## REQUIREMENTS
Only the number is needed: how many lines contain the word "true"?

## GIVEN ENTRIES
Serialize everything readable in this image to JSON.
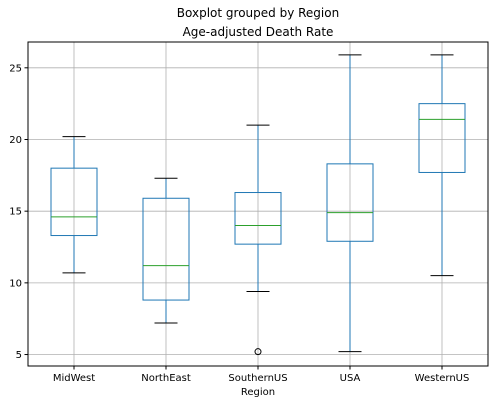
{
  "chart_data": {
    "type": "boxplot",
    "suptitle": "Boxplot grouped by Region",
    "title": "Age-adjusted Death Rate",
    "xlabel": "Region",
    "ylabel": "",
    "ylim": [
      4.2,
      26.8
    ],
    "yticks": [
      5,
      10,
      15,
      20,
      25
    ],
    "grid": true,
    "colors": {
      "box": "#1f77b4",
      "median": "#2ca02c",
      "whisker": "#1f77b4",
      "cap": "#000000",
      "grid": "#b0b0b0",
      "frame": "#000000"
    },
    "categories": [
      "MidWest",
      "NorthEast",
      "SouthernUS",
      "USA",
      "WesternUS"
    ],
    "boxes": [
      {
        "name": "MidWest",
        "whislo": 10.7,
        "q1": 13.3,
        "med": 14.6,
        "q3": 18.0,
        "whishi": 20.2,
        "fliers": []
      },
      {
        "name": "NorthEast",
        "whislo": 7.2,
        "q1": 8.8,
        "med": 11.2,
        "q3": 15.9,
        "whishi": 17.3,
        "fliers": []
      },
      {
        "name": "SouthernUS",
        "whislo": 9.4,
        "q1": 12.7,
        "med": 14.0,
        "q3": 16.3,
        "whishi": 21.0,
        "fliers": [
          5.2
        ]
      },
      {
        "name": "USA",
        "whislo": 5.2,
        "q1": 12.9,
        "med": 14.9,
        "q3": 18.3,
        "whishi": 25.9,
        "fliers": []
      },
      {
        "name": "WesternUS",
        "whislo": 10.5,
        "q1": 17.7,
        "med": 21.4,
        "q3": 22.5,
        "whishi": 25.9,
        "fliers": []
      }
    ]
  }
}
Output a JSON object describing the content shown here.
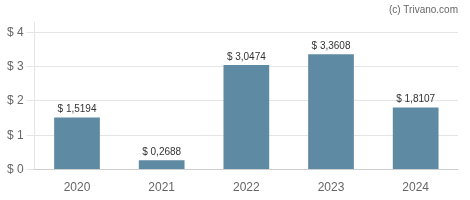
{
  "chart_data": {
    "type": "bar",
    "annotations": [
      "(c) Trivano.com"
    ],
    "categories": [
      "2020",
      "2021",
      "2022",
      "2023",
      "2024"
    ],
    "values": [
      1.5194,
      0.2688,
      3.0474,
      3.3608,
      1.8107
    ],
    "value_labels": [
      "$ 1,5194",
      "$ 0,2688",
      "$ 3,0474",
      "$ 3,3608",
      "$ 1,8107"
    ],
    "data_labels": true,
    "color": "#5f8aa3",
    "ylim": [
      0,
      4.3
    ],
    "yticks": [
      {
        "value": 0,
        "label": "$ 0"
      },
      {
        "value": 1,
        "label": "$ 1"
      },
      {
        "value": 2,
        "label": "$ 2"
      },
      {
        "value": 3,
        "label": "$ 3"
      },
      {
        "value": 4,
        "label": "$ 4"
      }
    ],
    "grid": true
  }
}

## TASK SOLUTION
3